━━━━━ ROWS ━━━━━

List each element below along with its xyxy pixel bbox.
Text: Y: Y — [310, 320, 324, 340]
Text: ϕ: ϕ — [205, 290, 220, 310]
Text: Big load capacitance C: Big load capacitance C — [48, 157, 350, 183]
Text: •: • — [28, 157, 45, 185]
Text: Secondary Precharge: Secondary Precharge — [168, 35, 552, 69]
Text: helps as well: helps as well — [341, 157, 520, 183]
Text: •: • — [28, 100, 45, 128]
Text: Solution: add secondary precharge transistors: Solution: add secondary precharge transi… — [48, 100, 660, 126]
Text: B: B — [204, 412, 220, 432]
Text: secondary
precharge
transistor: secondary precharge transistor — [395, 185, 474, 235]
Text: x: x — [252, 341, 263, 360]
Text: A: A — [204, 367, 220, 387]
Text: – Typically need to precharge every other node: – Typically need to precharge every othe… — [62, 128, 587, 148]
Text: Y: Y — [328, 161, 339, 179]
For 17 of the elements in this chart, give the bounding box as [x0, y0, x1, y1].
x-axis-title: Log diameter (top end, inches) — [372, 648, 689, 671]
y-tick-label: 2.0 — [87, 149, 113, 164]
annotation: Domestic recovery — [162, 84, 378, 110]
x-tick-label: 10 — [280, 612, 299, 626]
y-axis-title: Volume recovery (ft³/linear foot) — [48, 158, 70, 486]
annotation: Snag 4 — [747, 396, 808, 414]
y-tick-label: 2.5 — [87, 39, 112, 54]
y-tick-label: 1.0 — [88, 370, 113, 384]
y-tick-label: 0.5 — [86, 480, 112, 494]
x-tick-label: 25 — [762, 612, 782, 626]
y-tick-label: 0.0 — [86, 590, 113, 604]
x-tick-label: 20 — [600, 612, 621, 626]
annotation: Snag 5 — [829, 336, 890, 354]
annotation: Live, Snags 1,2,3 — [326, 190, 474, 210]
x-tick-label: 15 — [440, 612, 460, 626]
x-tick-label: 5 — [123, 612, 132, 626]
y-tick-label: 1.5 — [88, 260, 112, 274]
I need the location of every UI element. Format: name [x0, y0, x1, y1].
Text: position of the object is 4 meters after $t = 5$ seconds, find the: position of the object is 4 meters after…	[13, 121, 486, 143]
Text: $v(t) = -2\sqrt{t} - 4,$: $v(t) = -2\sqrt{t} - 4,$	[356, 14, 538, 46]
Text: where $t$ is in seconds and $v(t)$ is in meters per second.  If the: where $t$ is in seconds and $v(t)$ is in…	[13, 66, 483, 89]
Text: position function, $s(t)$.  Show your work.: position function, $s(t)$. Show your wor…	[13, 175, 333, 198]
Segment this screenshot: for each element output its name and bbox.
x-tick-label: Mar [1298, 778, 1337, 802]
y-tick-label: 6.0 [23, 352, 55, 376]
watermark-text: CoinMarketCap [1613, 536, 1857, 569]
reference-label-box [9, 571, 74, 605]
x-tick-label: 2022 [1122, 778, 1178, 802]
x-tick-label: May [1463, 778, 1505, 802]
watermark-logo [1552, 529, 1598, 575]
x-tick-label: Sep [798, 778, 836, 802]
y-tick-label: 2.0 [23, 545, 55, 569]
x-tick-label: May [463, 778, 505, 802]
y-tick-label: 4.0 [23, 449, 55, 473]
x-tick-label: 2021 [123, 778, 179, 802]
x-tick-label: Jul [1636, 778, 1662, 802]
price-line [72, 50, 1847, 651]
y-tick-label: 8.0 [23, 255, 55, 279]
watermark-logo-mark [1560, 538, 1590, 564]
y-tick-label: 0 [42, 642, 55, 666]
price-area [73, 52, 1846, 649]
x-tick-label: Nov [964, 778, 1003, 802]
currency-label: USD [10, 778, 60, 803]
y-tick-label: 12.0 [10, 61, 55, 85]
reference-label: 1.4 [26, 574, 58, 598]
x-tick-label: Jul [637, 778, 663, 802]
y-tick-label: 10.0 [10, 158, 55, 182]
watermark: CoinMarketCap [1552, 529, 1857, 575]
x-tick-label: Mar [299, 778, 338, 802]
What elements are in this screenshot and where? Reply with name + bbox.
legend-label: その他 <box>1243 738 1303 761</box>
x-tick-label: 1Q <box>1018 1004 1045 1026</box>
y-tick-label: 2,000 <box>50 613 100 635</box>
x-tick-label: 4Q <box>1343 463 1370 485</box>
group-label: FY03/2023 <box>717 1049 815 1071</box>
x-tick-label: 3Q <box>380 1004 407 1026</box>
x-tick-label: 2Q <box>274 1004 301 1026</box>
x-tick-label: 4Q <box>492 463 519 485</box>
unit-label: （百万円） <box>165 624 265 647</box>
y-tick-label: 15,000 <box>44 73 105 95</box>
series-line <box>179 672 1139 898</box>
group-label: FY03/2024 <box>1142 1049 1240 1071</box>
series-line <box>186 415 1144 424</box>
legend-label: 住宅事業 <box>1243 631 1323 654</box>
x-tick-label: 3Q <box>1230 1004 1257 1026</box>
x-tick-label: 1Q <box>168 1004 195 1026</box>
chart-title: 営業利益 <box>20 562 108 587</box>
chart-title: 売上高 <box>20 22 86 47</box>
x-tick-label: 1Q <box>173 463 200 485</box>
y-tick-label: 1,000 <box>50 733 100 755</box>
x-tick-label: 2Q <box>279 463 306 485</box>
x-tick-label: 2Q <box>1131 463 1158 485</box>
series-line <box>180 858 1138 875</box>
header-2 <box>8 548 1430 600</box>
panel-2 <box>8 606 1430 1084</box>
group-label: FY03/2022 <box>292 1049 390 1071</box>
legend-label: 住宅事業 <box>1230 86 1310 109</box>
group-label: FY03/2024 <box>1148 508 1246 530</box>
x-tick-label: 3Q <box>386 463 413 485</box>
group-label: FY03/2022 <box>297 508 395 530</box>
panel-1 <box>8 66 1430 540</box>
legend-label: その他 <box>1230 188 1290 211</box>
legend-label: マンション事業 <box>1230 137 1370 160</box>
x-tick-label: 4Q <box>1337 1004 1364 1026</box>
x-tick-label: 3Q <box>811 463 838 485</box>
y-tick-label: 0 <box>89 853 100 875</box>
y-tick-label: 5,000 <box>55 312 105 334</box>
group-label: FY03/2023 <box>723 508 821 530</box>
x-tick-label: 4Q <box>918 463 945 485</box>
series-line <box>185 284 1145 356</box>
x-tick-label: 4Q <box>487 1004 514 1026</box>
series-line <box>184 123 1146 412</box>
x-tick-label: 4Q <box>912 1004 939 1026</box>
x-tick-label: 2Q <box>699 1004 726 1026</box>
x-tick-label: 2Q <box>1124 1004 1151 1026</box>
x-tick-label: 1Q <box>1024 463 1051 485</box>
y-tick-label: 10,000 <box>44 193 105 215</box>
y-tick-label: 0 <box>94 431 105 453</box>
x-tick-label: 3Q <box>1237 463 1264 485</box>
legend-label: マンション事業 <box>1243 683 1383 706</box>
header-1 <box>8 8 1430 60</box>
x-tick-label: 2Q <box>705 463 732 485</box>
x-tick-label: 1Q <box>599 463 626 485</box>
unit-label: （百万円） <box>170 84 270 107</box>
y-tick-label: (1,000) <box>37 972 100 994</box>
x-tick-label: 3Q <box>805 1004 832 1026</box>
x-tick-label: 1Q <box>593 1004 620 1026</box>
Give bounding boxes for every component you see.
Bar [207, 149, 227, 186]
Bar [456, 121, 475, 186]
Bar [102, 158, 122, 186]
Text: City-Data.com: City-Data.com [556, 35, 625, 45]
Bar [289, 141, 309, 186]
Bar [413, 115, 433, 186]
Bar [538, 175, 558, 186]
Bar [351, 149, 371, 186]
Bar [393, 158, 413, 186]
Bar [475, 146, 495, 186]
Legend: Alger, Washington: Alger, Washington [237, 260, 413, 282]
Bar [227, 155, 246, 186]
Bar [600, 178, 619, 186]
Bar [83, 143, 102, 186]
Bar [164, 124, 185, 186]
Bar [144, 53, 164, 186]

━━━━━

Transcribe the records word for word, beginning with their first line and continuing through the line that contains "Text: •: • — [28, 100, 45, 128]".

SOLUTION TO THE EXERCISE
List each element below along with its xyxy pixel bbox.
Text: Y: Y — [310, 320, 324, 340]
Text: ϕ: ϕ — [205, 290, 220, 310]
Text: Big load capacitance C: Big load capacitance C — [48, 157, 350, 183]
Text: •: • — [28, 157, 45, 185]
Text: Secondary Precharge: Secondary Precharge — [168, 35, 552, 69]
Text: helps as well: helps as well — [341, 157, 520, 183]
Text: •: • — [28, 100, 45, 128]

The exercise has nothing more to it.